[START OF DATA SUPPLIED]
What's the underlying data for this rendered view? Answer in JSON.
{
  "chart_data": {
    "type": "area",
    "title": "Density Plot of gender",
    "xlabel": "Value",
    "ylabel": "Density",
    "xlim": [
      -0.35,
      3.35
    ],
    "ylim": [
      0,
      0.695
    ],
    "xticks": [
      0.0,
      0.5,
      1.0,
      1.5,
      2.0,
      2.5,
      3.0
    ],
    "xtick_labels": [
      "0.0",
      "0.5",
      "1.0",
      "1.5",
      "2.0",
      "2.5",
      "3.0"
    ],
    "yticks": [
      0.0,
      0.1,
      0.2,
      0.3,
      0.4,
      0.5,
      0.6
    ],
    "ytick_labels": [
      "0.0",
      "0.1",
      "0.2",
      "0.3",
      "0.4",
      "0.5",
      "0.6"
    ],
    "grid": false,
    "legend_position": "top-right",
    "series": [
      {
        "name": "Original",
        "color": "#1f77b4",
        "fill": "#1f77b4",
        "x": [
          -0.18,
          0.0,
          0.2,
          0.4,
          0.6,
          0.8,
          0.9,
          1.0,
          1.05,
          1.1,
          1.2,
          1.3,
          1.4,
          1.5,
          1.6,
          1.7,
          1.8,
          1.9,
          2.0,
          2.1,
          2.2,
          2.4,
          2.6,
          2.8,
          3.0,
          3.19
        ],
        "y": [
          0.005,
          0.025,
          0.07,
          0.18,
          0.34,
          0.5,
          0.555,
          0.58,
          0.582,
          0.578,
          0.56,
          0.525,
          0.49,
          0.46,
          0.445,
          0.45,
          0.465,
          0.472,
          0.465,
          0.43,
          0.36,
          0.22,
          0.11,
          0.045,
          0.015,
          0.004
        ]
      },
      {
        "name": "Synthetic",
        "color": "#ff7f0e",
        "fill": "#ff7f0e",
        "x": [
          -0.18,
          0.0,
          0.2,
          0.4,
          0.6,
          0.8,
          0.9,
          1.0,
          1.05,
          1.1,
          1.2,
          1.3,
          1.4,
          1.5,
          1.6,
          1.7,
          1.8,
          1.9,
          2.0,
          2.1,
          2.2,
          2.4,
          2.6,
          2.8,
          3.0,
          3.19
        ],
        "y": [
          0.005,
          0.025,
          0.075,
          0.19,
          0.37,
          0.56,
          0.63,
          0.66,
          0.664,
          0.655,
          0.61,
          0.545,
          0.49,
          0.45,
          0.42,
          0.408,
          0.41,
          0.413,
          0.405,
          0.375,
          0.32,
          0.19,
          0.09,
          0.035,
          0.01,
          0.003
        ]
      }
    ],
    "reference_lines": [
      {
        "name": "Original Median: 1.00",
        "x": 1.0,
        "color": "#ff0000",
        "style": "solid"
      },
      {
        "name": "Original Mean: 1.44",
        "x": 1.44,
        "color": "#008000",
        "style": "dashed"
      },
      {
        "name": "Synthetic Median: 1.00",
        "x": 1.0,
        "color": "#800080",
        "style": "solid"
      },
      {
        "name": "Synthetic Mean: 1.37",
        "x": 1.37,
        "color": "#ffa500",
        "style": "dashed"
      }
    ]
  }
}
[END OF DATA SUPPLIED]
PROBLEM TO SOLVE | Identify and copy all lines with the word "Density".

EXERCISE RESULT |
    "title": "Density Plot of gender",
    "ylabel": "Density",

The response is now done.